• [Objective]: The complete listing should be restated exactly.

• [Stored data]:
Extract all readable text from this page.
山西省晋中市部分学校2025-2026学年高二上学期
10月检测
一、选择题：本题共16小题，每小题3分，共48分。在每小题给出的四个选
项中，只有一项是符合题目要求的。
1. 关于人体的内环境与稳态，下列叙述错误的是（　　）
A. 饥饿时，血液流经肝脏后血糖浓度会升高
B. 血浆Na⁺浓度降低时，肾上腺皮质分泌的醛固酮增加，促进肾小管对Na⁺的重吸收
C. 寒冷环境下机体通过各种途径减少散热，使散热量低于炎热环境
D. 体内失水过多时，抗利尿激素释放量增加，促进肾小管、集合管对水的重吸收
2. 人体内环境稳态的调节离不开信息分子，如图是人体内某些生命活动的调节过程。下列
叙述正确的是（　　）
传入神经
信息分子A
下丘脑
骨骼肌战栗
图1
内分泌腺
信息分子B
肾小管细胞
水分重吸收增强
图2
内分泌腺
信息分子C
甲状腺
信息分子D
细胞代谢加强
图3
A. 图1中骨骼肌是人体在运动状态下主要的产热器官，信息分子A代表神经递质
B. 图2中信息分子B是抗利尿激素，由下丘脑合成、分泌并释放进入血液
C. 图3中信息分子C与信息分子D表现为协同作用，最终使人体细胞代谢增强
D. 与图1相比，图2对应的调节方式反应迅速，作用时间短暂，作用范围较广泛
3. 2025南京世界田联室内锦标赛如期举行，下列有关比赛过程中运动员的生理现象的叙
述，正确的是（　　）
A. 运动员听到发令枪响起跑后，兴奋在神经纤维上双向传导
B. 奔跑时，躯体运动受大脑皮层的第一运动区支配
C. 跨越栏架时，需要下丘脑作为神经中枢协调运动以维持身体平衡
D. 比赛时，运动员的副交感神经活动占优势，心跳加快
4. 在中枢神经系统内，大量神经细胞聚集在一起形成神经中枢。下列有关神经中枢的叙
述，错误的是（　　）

• [Solution to the exercise]:
Extract all readable text from this page.
山西省晋中市部分学校2025-2026学年高二上学期
10月检测
一、选择题：本题共16小题，每小题3分，共48分。在每小题给出的四个选
项中，只有一项是符合题目要求的。
1. 关于人体的内环境与稳态，下列叙述错误的是（　　）
A. 饥饿时，血液流经肝脏后血糖浓度会升高
B. 血浆Na⁺浓度降低时，肾上腺皮质分泌的醛固酮增加，促进肾小管对Na⁺的重吸收
C. 寒冷环境下机体通过各种途径减少散热，使散热量低于炎热环境
D. 体内失水过多时，抗利尿激素释放量增加，促进肾小管、集合管对水的重吸收
2. 人体内环境稳态的调节离不开信息分子，如图是人体内某些生命活动的调节过程。下列
叙述正确的是（　　）
传入神经
信息分子A
下丘脑
骨骼肌战栗
图1
内分泌腺
信息分子B
肾小管细胞
水分重吸收增强
图2
内分泌腺
信息分子C
甲状腺
信息分子D
细胞代谢加强
图3
A. 图1中骨骼肌是人体在运动状态下主要的产热器官，信息分子A代表神经递质
B. 图2中信息分子B是抗利尿激素，由下丘脑合成、分泌并释放进入血液
C. 图3中信息分子C与信息分子D表现为协同作用，最终使人体细胞代谢增强
D. 与图1相比，图2对应的调节方式反应迅速，作用时间短暂，作用范围较广泛
3. 2025南京世界田联室内锦标赛如期举行，下列有关比赛过程中运动员的生理现象的叙
述，正确的是（　　）
A. 运动员听到发令枪响起跑后，兴奋在神经纤维上双向传导
B. 奔跑时，躯体运动受大脑皮层的第一运动区支配
C. 跨越栏架时，需要下丘脑作为神经中枢协调运动以维持身体平衡
D. 比赛时，运动员的副交感神经活动占优势，心跳加快
4. 在中枢神经系统内，大量神经细胞聚集在一起形成神经中枢。下列有关神经中枢的叙
述，错误的是（　　）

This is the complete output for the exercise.